REQUIRED TASK
Gather all lines containing the string "Борьба" and copy them out.

Collection entries
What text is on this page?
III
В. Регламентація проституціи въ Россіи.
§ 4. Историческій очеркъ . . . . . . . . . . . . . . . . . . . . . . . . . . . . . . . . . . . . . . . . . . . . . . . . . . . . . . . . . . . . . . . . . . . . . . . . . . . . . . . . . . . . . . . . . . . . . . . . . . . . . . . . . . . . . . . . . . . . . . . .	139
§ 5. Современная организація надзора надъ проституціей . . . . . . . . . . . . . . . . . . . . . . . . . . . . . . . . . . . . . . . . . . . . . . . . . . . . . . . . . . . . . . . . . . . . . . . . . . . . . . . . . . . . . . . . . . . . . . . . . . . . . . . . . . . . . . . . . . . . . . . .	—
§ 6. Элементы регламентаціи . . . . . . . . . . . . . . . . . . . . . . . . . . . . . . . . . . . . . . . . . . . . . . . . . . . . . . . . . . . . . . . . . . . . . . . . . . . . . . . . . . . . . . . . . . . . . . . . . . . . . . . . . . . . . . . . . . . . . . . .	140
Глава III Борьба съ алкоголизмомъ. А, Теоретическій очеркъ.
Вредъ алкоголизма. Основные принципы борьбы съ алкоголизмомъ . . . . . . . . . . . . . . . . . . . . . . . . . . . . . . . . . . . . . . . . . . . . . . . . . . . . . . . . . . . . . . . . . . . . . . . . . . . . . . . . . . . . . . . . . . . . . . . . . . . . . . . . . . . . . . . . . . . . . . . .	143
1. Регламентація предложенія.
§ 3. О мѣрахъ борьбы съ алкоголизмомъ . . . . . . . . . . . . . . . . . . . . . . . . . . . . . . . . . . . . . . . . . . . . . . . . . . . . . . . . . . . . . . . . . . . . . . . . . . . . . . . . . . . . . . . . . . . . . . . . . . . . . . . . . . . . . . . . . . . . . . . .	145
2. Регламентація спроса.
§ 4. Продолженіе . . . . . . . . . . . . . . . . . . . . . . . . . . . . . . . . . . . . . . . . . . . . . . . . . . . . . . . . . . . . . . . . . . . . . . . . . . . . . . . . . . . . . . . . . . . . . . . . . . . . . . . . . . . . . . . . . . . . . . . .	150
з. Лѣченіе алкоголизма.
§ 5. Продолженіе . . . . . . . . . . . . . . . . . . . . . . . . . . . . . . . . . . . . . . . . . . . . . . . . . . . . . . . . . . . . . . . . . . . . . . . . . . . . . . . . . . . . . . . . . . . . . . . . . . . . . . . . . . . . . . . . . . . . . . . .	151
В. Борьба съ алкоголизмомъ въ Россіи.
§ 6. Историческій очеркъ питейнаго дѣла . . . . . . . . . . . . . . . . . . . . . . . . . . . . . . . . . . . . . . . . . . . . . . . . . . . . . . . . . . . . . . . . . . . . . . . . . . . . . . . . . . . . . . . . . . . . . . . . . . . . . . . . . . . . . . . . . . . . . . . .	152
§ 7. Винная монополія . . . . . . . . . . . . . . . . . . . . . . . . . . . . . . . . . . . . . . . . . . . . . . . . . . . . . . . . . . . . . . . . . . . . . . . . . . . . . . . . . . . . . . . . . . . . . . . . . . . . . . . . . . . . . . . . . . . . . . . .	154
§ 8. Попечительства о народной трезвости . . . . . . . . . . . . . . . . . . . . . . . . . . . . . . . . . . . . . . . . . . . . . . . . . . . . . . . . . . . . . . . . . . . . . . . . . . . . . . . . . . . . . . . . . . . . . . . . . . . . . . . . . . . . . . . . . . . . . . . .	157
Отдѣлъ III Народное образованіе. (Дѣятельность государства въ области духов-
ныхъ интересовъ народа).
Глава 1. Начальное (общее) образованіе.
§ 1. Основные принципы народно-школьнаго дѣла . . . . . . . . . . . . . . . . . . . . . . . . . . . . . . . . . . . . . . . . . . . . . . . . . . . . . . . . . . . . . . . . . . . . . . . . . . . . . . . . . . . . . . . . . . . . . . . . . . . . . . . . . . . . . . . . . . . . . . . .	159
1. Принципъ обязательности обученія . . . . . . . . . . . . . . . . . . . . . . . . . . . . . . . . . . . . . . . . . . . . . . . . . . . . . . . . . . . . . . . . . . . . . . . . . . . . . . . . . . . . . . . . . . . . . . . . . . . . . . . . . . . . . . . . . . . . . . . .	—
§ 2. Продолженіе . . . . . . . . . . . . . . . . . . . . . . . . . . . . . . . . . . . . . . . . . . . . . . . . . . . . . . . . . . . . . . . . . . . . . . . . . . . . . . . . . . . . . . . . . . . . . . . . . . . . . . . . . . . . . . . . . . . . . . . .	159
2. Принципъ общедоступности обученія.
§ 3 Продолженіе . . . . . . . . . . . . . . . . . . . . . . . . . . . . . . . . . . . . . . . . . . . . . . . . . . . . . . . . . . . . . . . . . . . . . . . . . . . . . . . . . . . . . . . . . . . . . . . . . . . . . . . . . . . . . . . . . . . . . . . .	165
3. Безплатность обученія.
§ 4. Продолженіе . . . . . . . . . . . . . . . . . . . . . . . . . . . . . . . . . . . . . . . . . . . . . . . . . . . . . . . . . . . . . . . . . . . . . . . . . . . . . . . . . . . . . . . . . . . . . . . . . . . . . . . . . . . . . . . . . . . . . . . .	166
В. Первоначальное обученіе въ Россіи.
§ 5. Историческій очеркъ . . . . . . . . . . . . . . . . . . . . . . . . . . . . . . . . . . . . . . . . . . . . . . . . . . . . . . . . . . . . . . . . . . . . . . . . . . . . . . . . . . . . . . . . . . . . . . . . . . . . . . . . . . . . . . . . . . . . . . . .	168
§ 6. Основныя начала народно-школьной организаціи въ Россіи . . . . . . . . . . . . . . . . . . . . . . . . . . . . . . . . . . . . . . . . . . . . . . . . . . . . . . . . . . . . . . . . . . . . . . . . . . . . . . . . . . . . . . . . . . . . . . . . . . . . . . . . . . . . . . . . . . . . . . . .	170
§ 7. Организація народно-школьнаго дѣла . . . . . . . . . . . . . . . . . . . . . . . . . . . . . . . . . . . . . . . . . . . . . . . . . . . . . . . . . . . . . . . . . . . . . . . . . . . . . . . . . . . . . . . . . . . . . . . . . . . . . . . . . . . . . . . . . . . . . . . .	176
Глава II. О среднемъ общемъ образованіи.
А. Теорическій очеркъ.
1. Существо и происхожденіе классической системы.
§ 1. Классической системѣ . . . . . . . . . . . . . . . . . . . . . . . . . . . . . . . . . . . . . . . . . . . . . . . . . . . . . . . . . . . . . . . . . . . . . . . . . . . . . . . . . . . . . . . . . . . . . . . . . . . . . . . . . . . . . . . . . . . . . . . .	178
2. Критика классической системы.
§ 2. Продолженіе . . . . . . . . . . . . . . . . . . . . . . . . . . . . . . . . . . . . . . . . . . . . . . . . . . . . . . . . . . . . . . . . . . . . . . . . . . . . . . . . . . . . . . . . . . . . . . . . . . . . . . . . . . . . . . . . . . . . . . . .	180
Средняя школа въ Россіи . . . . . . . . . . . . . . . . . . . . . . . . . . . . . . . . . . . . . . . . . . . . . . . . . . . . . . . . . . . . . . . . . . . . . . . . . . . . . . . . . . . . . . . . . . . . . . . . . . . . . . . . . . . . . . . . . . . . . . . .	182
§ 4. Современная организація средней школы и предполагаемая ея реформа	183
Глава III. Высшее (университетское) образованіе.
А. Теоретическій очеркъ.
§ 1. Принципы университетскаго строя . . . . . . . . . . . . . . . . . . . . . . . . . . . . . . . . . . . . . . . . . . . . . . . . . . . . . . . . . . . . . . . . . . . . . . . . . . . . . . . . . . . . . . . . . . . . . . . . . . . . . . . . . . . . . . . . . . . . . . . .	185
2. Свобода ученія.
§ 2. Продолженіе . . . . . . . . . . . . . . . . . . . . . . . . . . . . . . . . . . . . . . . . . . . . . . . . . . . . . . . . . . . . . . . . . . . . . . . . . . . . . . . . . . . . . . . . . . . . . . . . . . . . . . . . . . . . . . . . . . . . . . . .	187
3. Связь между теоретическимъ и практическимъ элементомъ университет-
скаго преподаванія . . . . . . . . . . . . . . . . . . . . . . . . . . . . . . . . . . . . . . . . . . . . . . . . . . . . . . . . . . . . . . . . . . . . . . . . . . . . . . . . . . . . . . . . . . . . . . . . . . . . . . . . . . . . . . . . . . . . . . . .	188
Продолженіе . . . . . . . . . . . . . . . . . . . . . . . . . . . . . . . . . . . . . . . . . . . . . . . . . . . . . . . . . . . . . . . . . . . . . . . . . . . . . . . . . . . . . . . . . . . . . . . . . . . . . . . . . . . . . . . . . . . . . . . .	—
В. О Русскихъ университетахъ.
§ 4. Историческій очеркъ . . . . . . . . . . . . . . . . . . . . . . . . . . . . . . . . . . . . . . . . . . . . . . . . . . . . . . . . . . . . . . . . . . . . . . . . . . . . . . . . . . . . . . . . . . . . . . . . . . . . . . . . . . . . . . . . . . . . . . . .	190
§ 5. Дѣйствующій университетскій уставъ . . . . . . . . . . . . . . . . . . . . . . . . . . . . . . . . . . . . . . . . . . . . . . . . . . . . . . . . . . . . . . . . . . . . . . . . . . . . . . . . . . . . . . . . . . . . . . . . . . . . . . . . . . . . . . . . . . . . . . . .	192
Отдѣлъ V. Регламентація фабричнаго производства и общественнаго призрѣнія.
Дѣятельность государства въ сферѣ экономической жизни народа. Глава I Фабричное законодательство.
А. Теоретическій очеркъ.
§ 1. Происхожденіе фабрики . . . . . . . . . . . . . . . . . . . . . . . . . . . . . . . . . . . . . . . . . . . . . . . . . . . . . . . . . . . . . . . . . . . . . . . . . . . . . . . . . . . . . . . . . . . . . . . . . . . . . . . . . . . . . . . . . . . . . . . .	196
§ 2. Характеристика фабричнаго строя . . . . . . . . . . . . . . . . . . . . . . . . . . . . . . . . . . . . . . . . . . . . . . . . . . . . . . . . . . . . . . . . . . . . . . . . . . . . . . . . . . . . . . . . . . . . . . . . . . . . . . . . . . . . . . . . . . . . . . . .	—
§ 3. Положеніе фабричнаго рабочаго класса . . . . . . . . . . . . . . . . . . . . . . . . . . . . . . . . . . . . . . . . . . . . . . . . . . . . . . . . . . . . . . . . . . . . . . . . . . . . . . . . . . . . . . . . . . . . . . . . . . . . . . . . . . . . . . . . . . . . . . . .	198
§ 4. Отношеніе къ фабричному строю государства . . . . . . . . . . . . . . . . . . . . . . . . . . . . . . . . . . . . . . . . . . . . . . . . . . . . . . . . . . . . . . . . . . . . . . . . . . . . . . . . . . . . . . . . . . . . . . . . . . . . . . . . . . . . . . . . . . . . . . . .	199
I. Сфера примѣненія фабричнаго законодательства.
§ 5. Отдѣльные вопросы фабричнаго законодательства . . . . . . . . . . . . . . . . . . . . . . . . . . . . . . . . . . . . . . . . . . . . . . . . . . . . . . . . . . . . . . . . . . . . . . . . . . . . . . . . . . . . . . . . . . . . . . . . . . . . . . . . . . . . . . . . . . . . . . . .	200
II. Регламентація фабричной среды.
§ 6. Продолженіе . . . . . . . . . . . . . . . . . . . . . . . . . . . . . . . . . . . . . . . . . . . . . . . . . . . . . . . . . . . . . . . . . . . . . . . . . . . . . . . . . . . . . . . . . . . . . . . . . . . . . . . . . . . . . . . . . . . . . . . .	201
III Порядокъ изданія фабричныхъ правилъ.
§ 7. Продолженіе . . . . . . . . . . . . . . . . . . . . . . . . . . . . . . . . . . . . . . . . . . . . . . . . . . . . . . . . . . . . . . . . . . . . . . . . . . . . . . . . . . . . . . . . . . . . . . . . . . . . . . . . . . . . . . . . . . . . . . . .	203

OUTPUT
Глава III Борьба съ алкоголизмомъ. А, Теоретическій очеркъ.
В. Борьба съ алкоголизмомъ въ Россіи.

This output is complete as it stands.